----- Data for this exercise

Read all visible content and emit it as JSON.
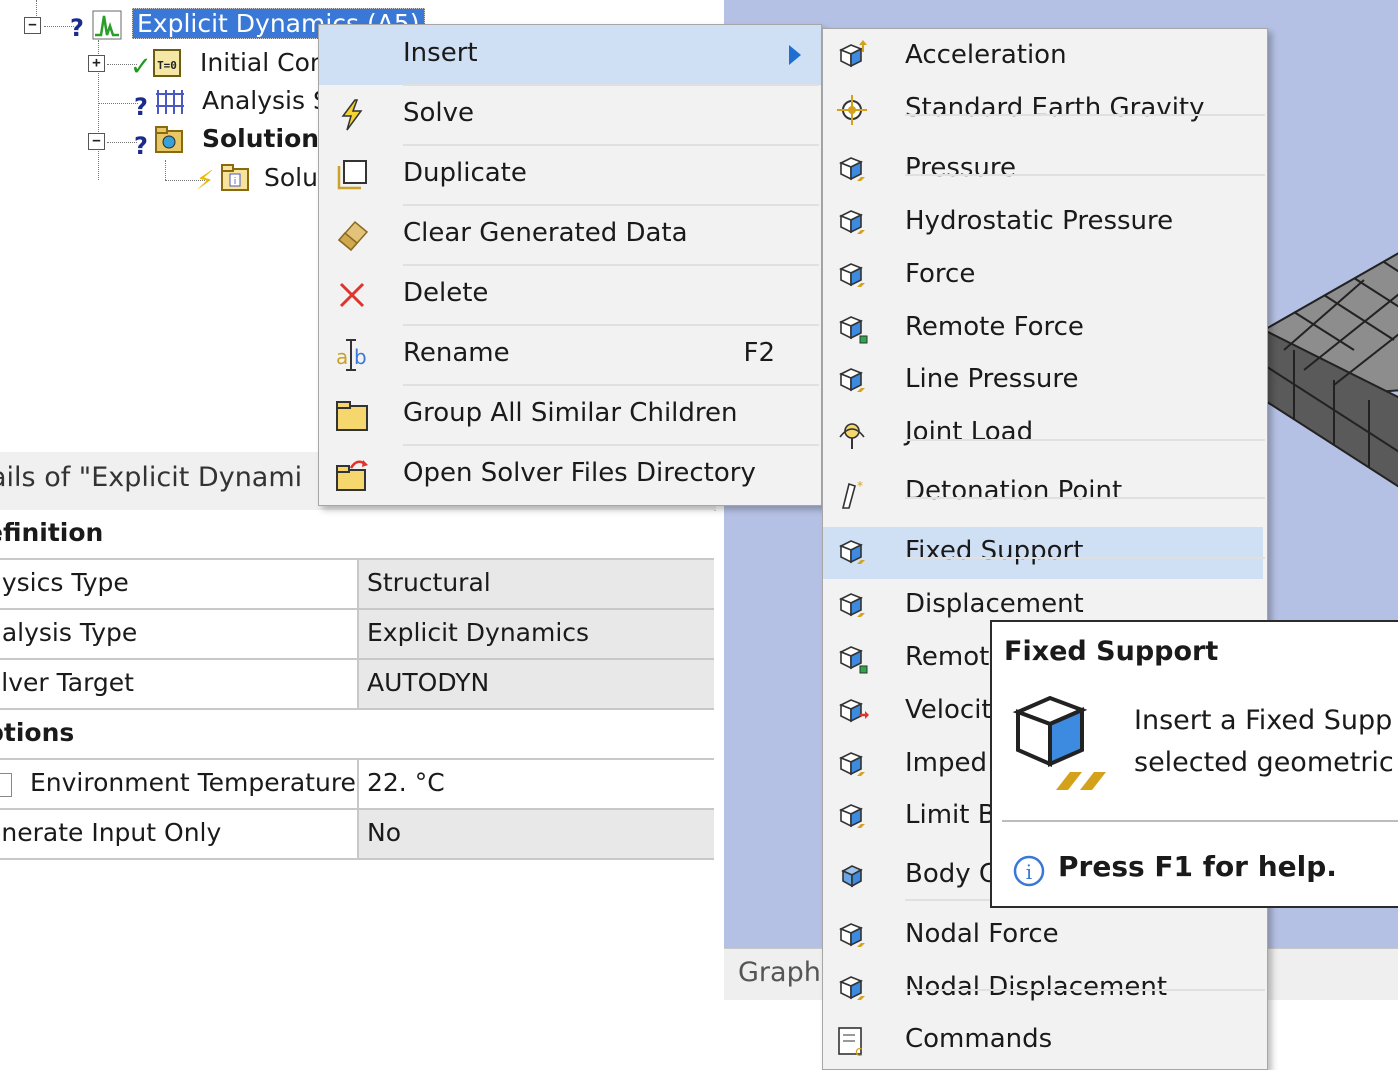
{
  "tree": {
    "root_label": "Explicit Dynamics (A5)",
    "items": [
      {
        "label": "Initial Con",
        "status": "check"
      },
      {
        "label": "Analysis S",
        "status": "question"
      },
      {
        "label": "Solution",
        "status": "question"
      },
      {
        "label": "Solu",
        "status": "lightning"
      }
    ]
  },
  "details": {
    "title": "ails of \"Explicit Dynami",
    "sections": {
      "definition": "efinition",
      "options": "ptions"
    },
    "rows": [
      {
        "key": "hysics Type",
        "value": "Structural"
      },
      {
        "key": "nalysis Type",
        "value": "Explicit Dynamics"
      },
      {
        "key": "olver Target",
        "value": "AUTODYN"
      },
      {
        "key": "Environment Temperature",
        "value": "22. °C"
      },
      {
        "key": "enerate Input Only",
        "value": "No"
      }
    ]
  },
  "context_menu": {
    "items": [
      {
        "label": "Insert",
        "icon": "none",
        "shortcut": ""
      },
      {
        "label": "Solve",
        "icon": "solve-icon",
        "shortcut": ""
      },
      {
        "label": "Duplicate",
        "icon": "duplicate-icon",
        "shortcut": ""
      },
      {
        "label": "Clear Generated Data",
        "icon": "eraser-icon",
        "shortcut": ""
      },
      {
        "label": "Delete",
        "icon": "delete-icon",
        "shortcut": ""
      },
      {
        "label": "Rename",
        "icon": "rename-icon",
        "shortcut": "F2"
      },
      {
        "label": "Group All Similar Children",
        "icon": "folder-icon",
        "shortcut": ""
      },
      {
        "label": "Open Solver Files Directory",
        "icon": "open-folder-icon",
        "shortcut": ""
      }
    ]
  },
  "insert_submenu": {
    "items": [
      {
        "label": "Acceleration"
      },
      {
        "label": "Standard Earth Gravity"
      },
      {
        "label": "Pressure"
      },
      {
        "label": "Hydrostatic Pressure"
      },
      {
        "label": "Force"
      },
      {
        "label": "Remote Force"
      },
      {
        "label": "Line Pressure"
      },
      {
        "label": "Joint Load"
      },
      {
        "label": "Detonation Point"
      },
      {
        "label": "Fixed Support"
      },
      {
        "label": "Displacement"
      },
      {
        "label": "Remot"
      },
      {
        "label": "Velocit"
      },
      {
        "label": "Imped"
      },
      {
        "label": "Limit B"
      },
      {
        "label": "Body C"
      },
      {
        "label": "Nodal Force"
      },
      {
        "label": "Nodal Displacement"
      },
      {
        "label": "Commands"
      }
    ]
  },
  "tooltip": {
    "title": "Fixed Support",
    "line1": "Insert a Fixed Supp",
    "line2": "selected geometric",
    "help": "Press F1 for help."
  },
  "viewport": {
    "graph_label": "Graph"
  },
  "colors": {
    "selection": "#3a78d8",
    "menu_highlight": "#cfe0f5",
    "viewport_bg": "#b5c1e4",
    "delete_red": "#e0332b"
  }
}
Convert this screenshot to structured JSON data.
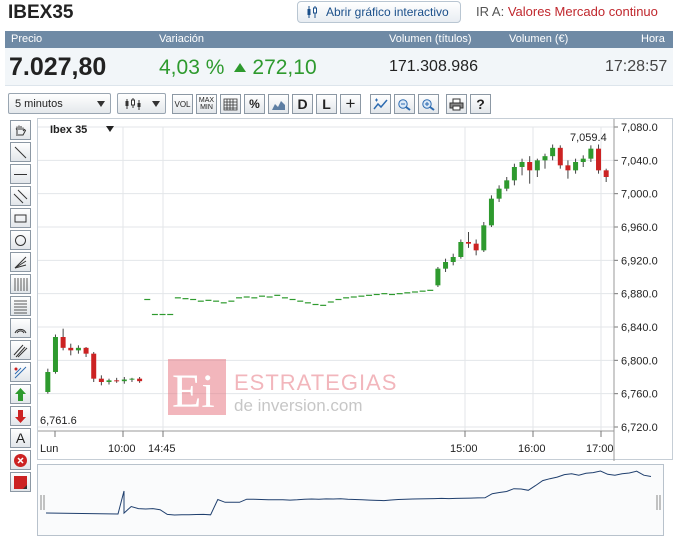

----------

Without including any picture, repeat the data exactly.

Read all visible content and emit it as JSON.
{
  "tree": {
    "root_label": "Explicit Dynamics (A5)",
    "items": [
      {
        "label": "Initial Con",
        "status": "check"
      },
      {
        "label": "Analysis S",
        "status": "question"
      },
      {
        "label": "Solution",
        "status": "question"
      },
      {
        "label": "Solu",
        "status": "lightning"
      }
    ]
  },
  "details": {
    "title": "ails of \"Explicit Dynami",
    "sections": {
      "definition": "efinition",
      "options": "ptions"
    },
    "rows": [
      {
        "key": "hysics Type",
        "value": "Structural"
      },
      {
        "key": "nalysis Type",
        "value": "Explicit Dynamics"
      },
      {
        "key": "olver Target",
        "value": "AUTODYN"
      },
      {
        "key": "Environment Temperature",
        "value": "22. °C"
      },
      {
        "key": "enerate Input Only",
        "value": "No"
      }
    ]
  },
  "context_menu": {
    "items": [
      {
        "label": "Insert",
        "icon": "none",
        "shortcut": ""
      },
      {
        "label": "Solve",
        "icon": "solve-icon",
        "shortcut": ""
      },
      {
        "label": "Duplicate",
        "icon": "duplicate-icon",
        "shortcut": ""
      },
      {
        "label": "Clear Generated Data",
        "icon": "eraser-icon",
        "shortcut": ""
      },
      {
        "label": "Delete",
        "icon": "delete-icon",
        "shortcut": ""
      },
      {
        "label": "Rename",
        "icon": "rename-icon",
        "shortcut": "F2"
      },
      {
        "label": "Group All Similar Children",
        "icon": "folder-icon",
        "shortcut": ""
      },
      {
        "label": "Open Solver Files Directory",
        "icon": "open-folder-icon",
        "shortcut": ""
      }
    ]
  },
  "insert_submenu": {
    "items": [
      {
        "label": "Acceleration"
      },
      {
        "label": "Standard Earth Gravity"
      },
      {
        "label": "Pressure"
      },
      {
        "label": "Hydrostatic Pressure"
      },
      {
        "label": "Force"
      },
      {
        "label": "Remote Force"
      },
      {
        "label": "Line Pressure"
      },
      {
        "label": "Joint Load"
      },
      {
        "label": "Detonation Point"
      },
      {
        "label": "Fixed Support"
      },
      {
        "label": "Displacement"
      },
      {
        "label": "Remot"
      },
      {
        "label": "Velocit"
      },
      {
        "label": "Imped"
      },
      {
        "label": "Limit B"
      },
      {
        "label": "Body C"
      },
      {
        "label": "Nodal Force"
      },
      {
        "label": "Nodal Displacement"
      },
      {
        "label": "Commands"
      }
    ]
  },
  "tooltip": {
    "title": "Fixed Support",
    "line1": "Insert a Fixed Supp",
    "line2": "selected geometric",
    "help": "Press F1 for help."
  },
  "viewport": {
    "graph_label": "Graph"
  },
  "colors": {
    "selection": "#3a78d8",
    "menu_highlight": "#cfe0f5",
    "viewport_bg": "#b5c1e4",
    "delete_red": "#e0332b"
  }
}
Convert this screenshot to structured JSON data.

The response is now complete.